'''
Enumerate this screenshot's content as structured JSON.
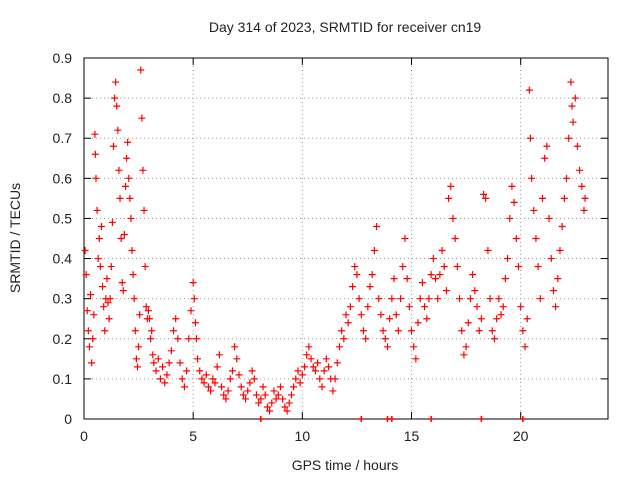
{
  "chart_data": {
    "type": "scatter",
    "title": "Day 314 of 2023, SRMTID for receiver cn19",
    "xlabel": "GPS time / hours",
    "ylabel": "SRMTID / TECUs",
    "xlim": [
      0,
      24
    ],
    "ylim": [
      0,
      0.9
    ],
    "xticks": [
      0,
      5,
      10,
      15,
      20
    ],
    "yticks": [
      0,
      0.1,
      0.2,
      0.3,
      0.4,
      0.5,
      0.6,
      0.7,
      0.8,
      0.9
    ],
    "grid": true,
    "marker": "+",
    "color": "#ff0000",
    "series": [
      {
        "name": "cn19",
        "points": [
          [
            0.05,
            0.42
          ],
          [
            0.1,
            0.36
          ],
          [
            0.15,
            0.27
          ],
          [
            0.2,
            0.22
          ],
          [
            0.25,
            0.18
          ],
          [
            0.3,
            0.31
          ],
          [
            0.35,
            0.14
          ],
          [
            0.4,
            0.2
          ],
          [
            0.45,
            0.26
          ],
          [
            0.5,
            0.71
          ],
          [
            0.52,
            0.66
          ],
          [
            0.55,
            0.6
          ],
          [
            0.6,
            0.52
          ],
          [
            0.65,
            0.4
          ],
          [
            0.7,
            0.45
          ],
          [
            0.75,
            0.38
          ],
          [
            0.8,
            0.48
          ],
          [
            0.85,
            0.33
          ],
          [
            0.9,
            0.28
          ],
          [
            0.95,
            0.22
          ],
          [
            1.0,
            0.3
          ],
          [
            1.05,
            0.35
          ],
          [
            1.1,
            0.29
          ],
          [
            1.15,
            0.25
          ],
          [
            1.2,
            0.3
          ],
          [
            1.25,
            0.38
          ],
          [
            1.3,
            0.49
          ],
          [
            1.35,
            0.68
          ],
          [
            1.4,
            0.8
          ],
          [
            1.45,
            0.84
          ],
          [
            1.5,
            0.78
          ],
          [
            1.55,
            0.72
          ],
          [
            1.6,
            0.62
          ],
          [
            1.65,
            0.55
          ],
          [
            1.7,
            0.45
          ],
          [
            1.75,
            0.34
          ],
          [
            1.8,
            0.32
          ],
          [
            1.85,
            0.46
          ],
          [
            1.9,
            0.58
          ],
          [
            1.95,
            0.65
          ],
          [
            2.0,
            0.69
          ],
          [
            2.05,
            0.6
          ],
          [
            2.1,
            0.55
          ],
          [
            2.15,
            0.5
          ],
          [
            2.2,
            0.42
          ],
          [
            2.25,
            0.36
          ],
          [
            2.3,
            0.3
          ],
          [
            2.35,
            0.22
          ],
          [
            2.4,
            0.15
          ],
          [
            2.45,
            0.13
          ],
          [
            2.5,
            0.18
          ],
          [
            2.55,
            0.26
          ],
          [
            2.6,
            0.87
          ],
          [
            2.65,
            0.75
          ],
          [
            2.7,
            0.62
          ],
          [
            2.75,
            0.52
          ],
          [
            2.8,
            0.38
          ],
          [
            2.85,
            0.28
          ],
          [
            2.9,
            0.25
          ],
          [
            2.95,
            0.27
          ],
          [
            3.0,
            0.25
          ],
          [
            3.05,
            0.2
          ],
          [
            3.1,
            0.22
          ],
          [
            3.15,
            0.16
          ],
          [
            3.2,
            0.14
          ],
          [
            3.3,
            0.12
          ],
          [
            3.4,
            0.15
          ],
          [
            3.5,
            0.1
          ],
          [
            3.6,
            0.13
          ],
          [
            3.7,
            0.09
          ],
          [
            3.8,
            0.11
          ],
          [
            3.9,
            0.14
          ],
          [
            4.0,
            0.17
          ],
          [
            4.1,
            0.22
          ],
          [
            4.2,
            0.25
          ],
          [
            4.3,
            0.2
          ],
          [
            4.4,
            0.14
          ],
          [
            4.5,
            0.1
          ],
          [
            4.6,
            0.08
          ],
          [
            4.7,
            0.12
          ],
          [
            4.8,
            0.2
          ],
          [
            4.9,
            0.27
          ],
          [
            5.0,
            0.34
          ],
          [
            5.05,
            0.3
          ],
          [
            5.1,
            0.24
          ],
          [
            5.15,
            0.2
          ],
          [
            5.2,
            0.15
          ],
          [
            5.3,
            0.12
          ],
          [
            5.4,
            0.1
          ],
          [
            5.5,
            0.09
          ],
          [
            5.6,
            0.11
          ],
          [
            5.7,
            0.08
          ],
          [
            5.8,
            0.07
          ],
          [
            5.9,
            0.1
          ],
          [
            6.0,
            0.09
          ],
          [
            6.1,
            0.13
          ],
          [
            6.2,
            0.16
          ],
          [
            6.3,
            0.08
          ],
          [
            6.4,
            0.06
          ],
          [
            6.5,
            0.05
          ],
          [
            6.6,
            0.07
          ],
          [
            6.7,
            0.1
          ],
          [
            6.8,
            0.12
          ],
          [
            6.9,
            0.18
          ],
          [
            7.0,
            0.15
          ],
          [
            7.1,
            0.11
          ],
          [
            7.2,
            0.08
          ],
          [
            7.3,
            0.06
          ],
          [
            7.4,
            0.05
          ],
          [
            7.5,
            0.07
          ],
          [
            7.6,
            0.09
          ],
          [
            7.7,
            0.12
          ],
          [
            7.8,
            0.1
          ],
          [
            7.9,
            0.06
          ],
          [
            8.0,
            0.04
          ],
          [
            8.1,
            0.05
          ],
          [
            8.2,
            0.08
          ],
          [
            8.3,
            0.06
          ],
          [
            8.4,
            0.03
          ],
          [
            8.5,
            0.02
          ],
          [
            8.6,
            0.04
          ],
          [
            8.7,
            0.07
          ],
          [
            8.8,
            0.05
          ],
          [
            8.9,
            0.06
          ],
          [
            9.0,
            0.08
          ],
          [
            9.1,
            0.05
          ],
          [
            9.2,
            0.03
          ],
          [
            9.3,
            0.02
          ],
          [
            9.4,
            0.04
          ],
          [
            9.5,
            0.06
          ],
          [
            9.6,
            0.08
          ],
          [
            9.7,
            0.1
          ],
          [
            9.8,
            0.12
          ],
          [
            9.9,
            0.09
          ],
          [
            10.0,
            0.11
          ],
          [
            10.1,
            0.13
          ],
          [
            10.2,
            0.16
          ],
          [
            10.3,
            0.18
          ],
          [
            10.4,
            0.15
          ],
          [
            10.5,
            0.13
          ],
          [
            10.6,
            0.12
          ],
          [
            10.7,
            0.14
          ],
          [
            10.8,
            0.1
          ],
          [
            10.9,
            0.08
          ],
          [
            11.0,
            0.12
          ],
          [
            11.1,
            0.15
          ],
          [
            11.2,
            0.13
          ],
          [
            11.3,
            0.1
          ],
          [
            11.4,
            0.07
          ],
          [
            11.5,
            0.1
          ],
          [
            11.6,
            0.14
          ],
          [
            11.7,
            0.18
          ],
          [
            11.8,
            0.22
          ],
          [
            11.9,
            0.2
          ],
          [
            12.0,
            0.26
          ],
          [
            12.1,
            0.24
          ],
          [
            12.2,
            0.28
          ],
          [
            12.3,
            0.33
          ],
          [
            12.4,
            0.38
          ],
          [
            12.5,
            0.36
          ],
          [
            12.6,
            0.3
          ],
          [
            12.7,
            0.26
          ],
          [
            12.8,
            0.22
          ],
          [
            12.9,
            0.2
          ],
          [
            13.0,
            0.28
          ],
          [
            13.1,
            0.33
          ],
          [
            13.2,
            0.36
          ],
          [
            13.3,
            0.42
          ],
          [
            13.4,
            0.48
          ],
          [
            13.5,
            0.3
          ],
          [
            13.6,
            0.26
          ],
          [
            13.7,
            0.22
          ],
          [
            13.8,
            0.2
          ],
          [
            13.9,
            0.18
          ],
          [
            14.0,
            0.25
          ],
          [
            14.1,
            0.3
          ],
          [
            14.2,
            0.35
          ],
          [
            14.3,
            0.26
          ],
          [
            14.4,
            0.22
          ],
          [
            14.5,
            0.3
          ],
          [
            14.6,
            0.38
          ],
          [
            14.7,
            0.45
          ],
          [
            14.8,
            0.35
          ],
          [
            14.9,
            0.28
          ],
          [
            15.0,
            0.22
          ],
          [
            15.1,
            0.18
          ],
          [
            15.2,
            0.15
          ],
          [
            15.3,
            0.24
          ],
          [
            15.4,
            0.3
          ],
          [
            15.5,
            0.34
          ],
          [
            15.6,
            0.28
          ],
          [
            15.7,
            0.25
          ],
          [
            15.8,
            0.3
          ],
          [
            15.9,
            0.36
          ],
          [
            16.0,
            0.4
          ],
          [
            16.1,
            0.35
          ],
          [
            16.2,
            0.3
          ],
          [
            16.3,
            0.36
          ],
          [
            16.4,
            0.42
          ],
          [
            16.5,
            0.38
          ],
          [
            16.6,
            0.32
          ],
          [
            16.7,
            0.55
          ],
          [
            16.8,
            0.58
          ],
          [
            16.9,
            0.5
          ],
          [
            17.0,
            0.45
          ],
          [
            17.1,
            0.38
          ],
          [
            17.2,
            0.3
          ],
          [
            17.3,
            0.22
          ],
          [
            17.4,
            0.16
          ],
          [
            17.5,
            0.18
          ],
          [
            17.6,
            0.24
          ],
          [
            17.7,
            0.3
          ],
          [
            17.8,
            0.36
          ],
          [
            17.9,
            0.32
          ],
          [
            18.0,
            0.28
          ],
          [
            18.1,
            0.22
          ],
          [
            18.2,
            0.25
          ],
          [
            18.3,
            0.56
          ],
          [
            18.4,
            0.55
          ],
          [
            18.5,
            0.42
          ],
          [
            18.6,
            0.3
          ],
          [
            18.7,
            0.22
          ],
          [
            18.8,
            0.2
          ],
          [
            18.9,
            0.25
          ],
          [
            19.0,
            0.3
          ],
          [
            19.1,
            0.26
          ],
          [
            19.2,
            0.28
          ],
          [
            19.3,
            0.35
          ],
          [
            19.4,
            0.4
          ],
          [
            19.5,
            0.5
          ],
          [
            19.6,
            0.58
          ],
          [
            19.7,
            0.54
          ],
          [
            19.8,
            0.45
          ],
          [
            19.9,
            0.38
          ],
          [
            20.0,
            0.28
          ],
          [
            20.1,
            0.22
          ],
          [
            20.2,
            0.18
          ],
          [
            20.3,
            0.25
          ],
          [
            20.4,
            0.82
          ],
          [
            20.45,
            0.7
          ],
          [
            20.5,
            0.6
          ],
          [
            20.6,
            0.52
          ],
          [
            20.7,
            0.45
          ],
          [
            20.8,
            0.38
          ],
          [
            20.9,
            0.3
          ],
          [
            21.0,
            0.55
          ],
          [
            21.1,
            0.65
          ],
          [
            21.2,
            0.68
          ],
          [
            21.3,
            0.5
          ],
          [
            21.4,
            0.4
          ],
          [
            21.5,
            0.32
          ],
          [
            21.6,
            0.28
          ],
          [
            21.7,
            0.35
          ],
          [
            21.8,
            0.42
          ],
          [
            21.9,
            0.48
          ],
          [
            22.0,
            0.55
          ],
          [
            22.1,
            0.6
          ],
          [
            22.2,
            0.7
          ],
          [
            22.3,
            0.84
          ],
          [
            22.35,
            0.78
          ],
          [
            22.4,
            0.74
          ],
          [
            22.5,
            0.8
          ],
          [
            22.6,
            0.68
          ],
          [
            22.7,
            0.62
          ],
          [
            22.8,
            0.58
          ],
          [
            22.9,
            0.52
          ],
          [
            22.95,
            0.55
          ]
        ]
      }
    ],
    "baseline_markers": [
      8.1,
      12.7,
      13.9,
      14.1,
      15.9,
      18.2,
      20.1
    ]
  }
}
'''
> **PROBLEM TO WORK ON**
Report how many lines in this data include the string "SRMTID", and nothing else.

> **OUTPUT BELOW**
2